>> BEGIN Records for this exercise

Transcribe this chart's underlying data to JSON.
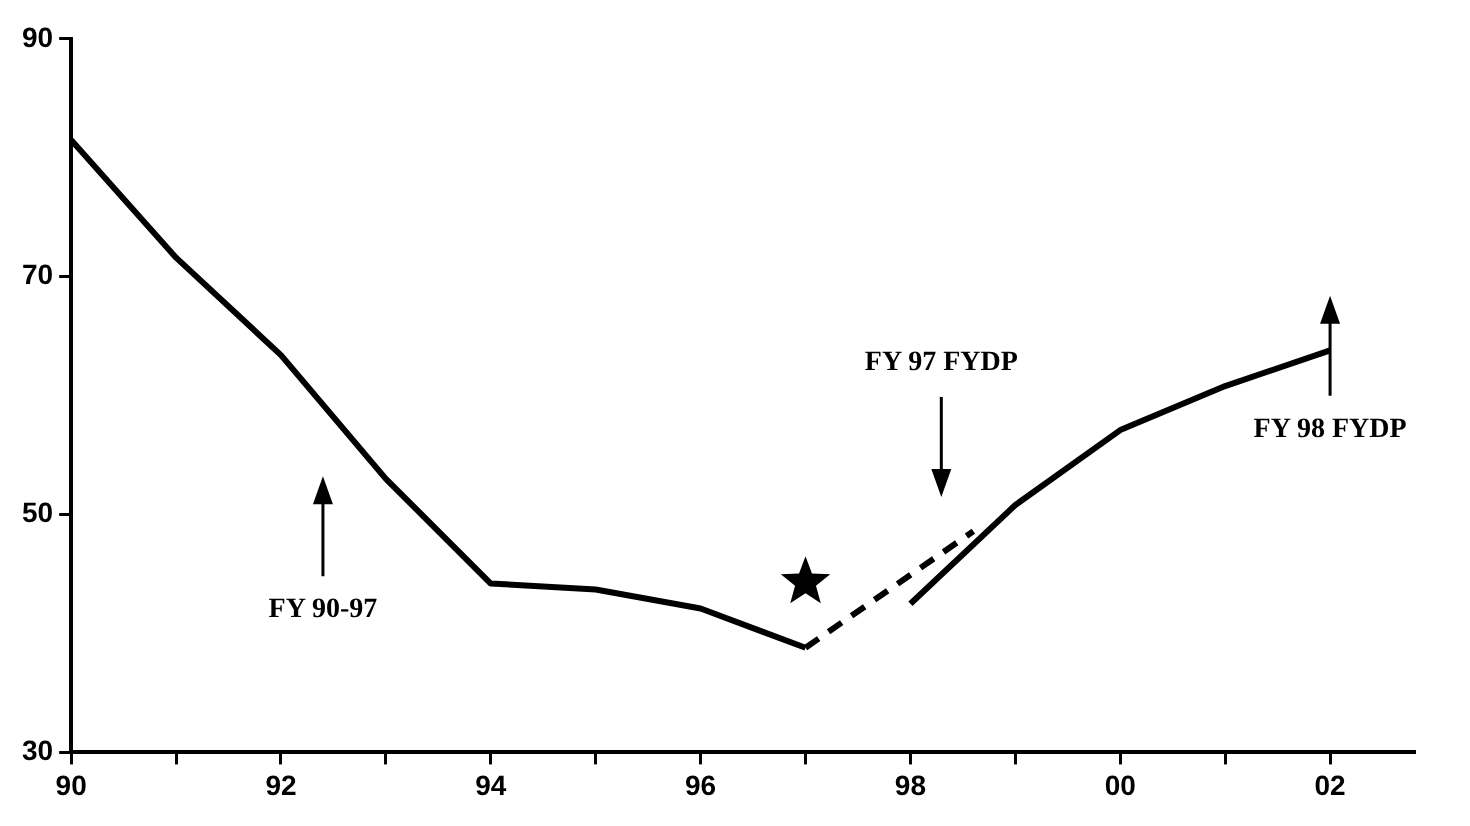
{
  "chart_data": {
    "type": "line",
    "xlim": [
      1990,
      2002.8
    ],
    "xticks": [
      {
        "value": 1990,
        "label": "90"
      },
      {
        "value": 1991,
        "label": null
      },
      {
        "value": 1992,
        "label": "92"
      },
      {
        "value": 1993,
        "label": null
      },
      {
        "value": 1994,
        "label": "94"
      },
      {
        "value": 1995,
        "label": null
      },
      {
        "value": 1996,
        "label": "96"
      },
      {
        "value": 1997,
        "label": null
      },
      {
        "value": 1998,
        "label": "98"
      },
      {
        "value": 1999,
        "label": null
      },
      {
        "value": 2000,
        "label": "00"
      },
      {
        "value": 2001,
        "label": null
      },
      {
        "value": 2002,
        "label": "02"
      }
    ],
    "ylim": [
      30,
      90
    ],
    "yticks": [
      30,
      50,
      70,
      90
    ],
    "series": [
      {
        "color": "#000000",
        "x": [
          1990,
          1991,
          1992,
          1993,
          1994,
          1995,
          1996,
          1997
        ],
        "values": [
          81.5,
          71.6,
          63.4,
          53,
          44.2,
          43.7,
          42.1,
          38.8
        ]
      },
      {
        "color": "#000000",
        "line_style": "dashed",
        "x": [
          1997,
          1998.6
        ],
        "values": [
          38.8,
          48.6
        ]
      },
      {
        "color": "#000000",
        "x": [
          1998,
          1999,
          2000,
          2001,
          2002
        ],
        "values": [
          42.5,
          50.8,
          57.1,
          60.8,
          63.8
        ]
      },
      {
        "type": "scatter",
        "marker": "star",
        "color": "#000000",
        "x": [
          1997
        ],
        "values": [
          44.3
        ]
      }
    ],
    "annotations": [
      "FY 90-97",
      "FY 97 FYDP",
      "FY 98 FYDP"
    ],
    "marker": "none",
    "line_style": "solid",
    "grid": false,
    "legend": false
  }
}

>> END Records for this exercise

Exercise brief: Skip the pictures and print each record exactly as it stands.

Response for this exercise:
Transcribe this chart's underlying data to JSON.
{
  "chart_data": {
    "type": "line",
    "xlim": [
      1990,
      2002.8
    ],
    "xticks": [
      {
        "value": 1990,
        "label": "90"
      },
      {
        "value": 1991,
        "label": null
      },
      {
        "value": 1992,
        "label": "92"
      },
      {
        "value": 1993,
        "label": null
      },
      {
        "value": 1994,
        "label": "94"
      },
      {
        "value": 1995,
        "label": null
      },
      {
        "value": 1996,
        "label": "96"
      },
      {
        "value": 1997,
        "label": null
      },
      {
        "value": 1998,
        "label": "98"
      },
      {
        "value": 1999,
        "label": null
      },
      {
        "value": 2000,
        "label": "00"
      },
      {
        "value": 2001,
        "label": null
      },
      {
        "value": 2002,
        "label": "02"
      }
    ],
    "ylim": [
      30,
      90
    ],
    "yticks": [
      30,
      50,
      70,
      90
    ],
    "series": [
      {
        "color": "#000000",
        "x": [
          1990,
          1991,
          1992,
          1993,
          1994,
          1995,
          1996,
          1997
        ],
        "values": [
          81.5,
          71.6,
          63.4,
          53,
          44.2,
          43.7,
          42.1,
          38.8
        ]
      },
      {
        "color": "#000000",
        "line_style": "dashed",
        "x": [
          1997,
          1998.6
        ],
        "values": [
          38.8,
          48.6
        ]
      },
      {
        "color": "#000000",
        "x": [
          1998,
          1999,
          2000,
          2001,
          2002
        ],
        "values": [
          42.5,
          50.8,
          57.1,
          60.8,
          63.8
        ]
      },
      {
        "type": "scatter",
        "marker": "star",
        "color": "#000000",
        "x": [
          1997
        ],
        "values": [
          44.3
        ]
      }
    ],
    "annotations": [
      "FY 90-97",
      "FY 97 FYDP",
      "FY 98 FYDP"
    ],
    "marker": "none",
    "line_style": "solid",
    "grid": false,
    "legend": false
  }
}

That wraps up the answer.